-------- Data in this exercise

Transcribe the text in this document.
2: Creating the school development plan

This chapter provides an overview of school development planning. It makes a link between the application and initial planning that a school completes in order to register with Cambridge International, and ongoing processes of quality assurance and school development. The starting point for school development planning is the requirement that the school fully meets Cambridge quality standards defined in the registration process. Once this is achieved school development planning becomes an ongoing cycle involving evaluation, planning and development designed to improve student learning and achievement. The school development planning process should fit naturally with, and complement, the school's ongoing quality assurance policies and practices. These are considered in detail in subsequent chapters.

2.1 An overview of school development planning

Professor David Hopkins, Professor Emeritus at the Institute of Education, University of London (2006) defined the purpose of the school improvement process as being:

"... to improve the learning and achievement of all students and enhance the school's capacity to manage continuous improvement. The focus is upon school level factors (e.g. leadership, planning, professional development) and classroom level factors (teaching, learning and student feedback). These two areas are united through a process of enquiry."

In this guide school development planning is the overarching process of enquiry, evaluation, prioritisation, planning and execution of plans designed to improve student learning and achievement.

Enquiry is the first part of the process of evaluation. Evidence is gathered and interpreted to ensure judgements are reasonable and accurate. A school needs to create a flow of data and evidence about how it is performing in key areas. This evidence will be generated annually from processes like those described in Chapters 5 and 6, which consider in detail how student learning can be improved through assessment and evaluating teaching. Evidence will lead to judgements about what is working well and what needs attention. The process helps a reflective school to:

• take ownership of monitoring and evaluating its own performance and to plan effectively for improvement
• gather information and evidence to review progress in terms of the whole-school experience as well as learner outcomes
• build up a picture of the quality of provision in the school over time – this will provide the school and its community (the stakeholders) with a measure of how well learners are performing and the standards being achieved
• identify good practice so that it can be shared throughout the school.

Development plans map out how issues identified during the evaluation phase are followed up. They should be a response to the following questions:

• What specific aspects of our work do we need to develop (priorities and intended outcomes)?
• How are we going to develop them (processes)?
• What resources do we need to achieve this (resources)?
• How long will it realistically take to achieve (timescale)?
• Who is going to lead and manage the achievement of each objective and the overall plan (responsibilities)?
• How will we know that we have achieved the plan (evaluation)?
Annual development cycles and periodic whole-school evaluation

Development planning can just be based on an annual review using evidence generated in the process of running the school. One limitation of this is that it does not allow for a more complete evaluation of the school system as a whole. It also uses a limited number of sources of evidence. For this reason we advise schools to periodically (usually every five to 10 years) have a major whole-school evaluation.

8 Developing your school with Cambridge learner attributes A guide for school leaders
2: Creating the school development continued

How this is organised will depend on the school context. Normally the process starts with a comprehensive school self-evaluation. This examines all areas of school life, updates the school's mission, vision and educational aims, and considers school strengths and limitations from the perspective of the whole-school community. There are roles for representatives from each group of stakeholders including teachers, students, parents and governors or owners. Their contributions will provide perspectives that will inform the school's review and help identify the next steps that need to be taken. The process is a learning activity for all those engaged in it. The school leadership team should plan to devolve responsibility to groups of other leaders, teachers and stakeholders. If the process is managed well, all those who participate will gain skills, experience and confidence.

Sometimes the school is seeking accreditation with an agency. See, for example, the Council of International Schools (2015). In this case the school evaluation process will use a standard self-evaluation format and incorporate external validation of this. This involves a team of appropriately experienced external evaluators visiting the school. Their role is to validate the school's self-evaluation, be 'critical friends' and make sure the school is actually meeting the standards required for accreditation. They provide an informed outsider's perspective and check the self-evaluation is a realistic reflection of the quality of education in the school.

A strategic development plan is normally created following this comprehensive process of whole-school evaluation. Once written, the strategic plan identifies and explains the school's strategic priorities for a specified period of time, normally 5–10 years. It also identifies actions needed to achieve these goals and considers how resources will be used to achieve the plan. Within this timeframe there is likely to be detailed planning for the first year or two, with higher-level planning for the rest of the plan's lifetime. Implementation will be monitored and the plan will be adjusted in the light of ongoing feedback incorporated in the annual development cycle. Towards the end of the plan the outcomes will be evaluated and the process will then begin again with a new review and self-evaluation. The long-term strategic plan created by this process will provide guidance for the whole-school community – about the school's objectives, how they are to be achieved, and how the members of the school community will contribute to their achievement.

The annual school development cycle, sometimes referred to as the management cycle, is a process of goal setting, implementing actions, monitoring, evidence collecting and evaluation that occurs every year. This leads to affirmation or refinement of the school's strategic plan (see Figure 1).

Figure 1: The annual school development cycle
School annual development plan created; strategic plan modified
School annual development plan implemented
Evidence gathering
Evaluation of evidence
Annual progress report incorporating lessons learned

----------------

(Request)
Pick out every line with the string "first" and copy it.

(Reply to the task)
Enquiry is the first part of the process of evaluation. Evidence is gathered and interpreted to ensure judgements are reasonable and accurate. A school needs to create a flow of data and evidence about how it is performing in key areas. This evidence will be generated annually from processes like those described in Chapters 5 and 6, which consider in detail how student learning can be improved through assessment and evaluating teaching. Evidence will lead to judgements about what is working well and what needs attention. The process helps a reflective school to:
A strategic development plan is normally created following this comprehensive process of whole-school evaluation. Once written, the strategic plan identifies and explains the school's strategic priorities for a specified period of time, normally 5–10 years. It also identifies actions needed to achieve these goals and considers how resources will be used to achieve the plan. Within this timeframe there is likely to be detailed planning for the first year or two, with higher-level planning for the rest of the plan's lifetime. Implementation will be monitored and the plan will be adjusted in the light of ongoing feedback incorporated in the annual development cycle. Towards the end of the plan the outcomes will be evaluated and the process will then begin again with a new review and self-evaluation. The long-term strategic plan created by this process will provide guidance for the whole-school community – about the school's objectives, how they are to be achieved, and how the members of the school community will contribute to their achievement.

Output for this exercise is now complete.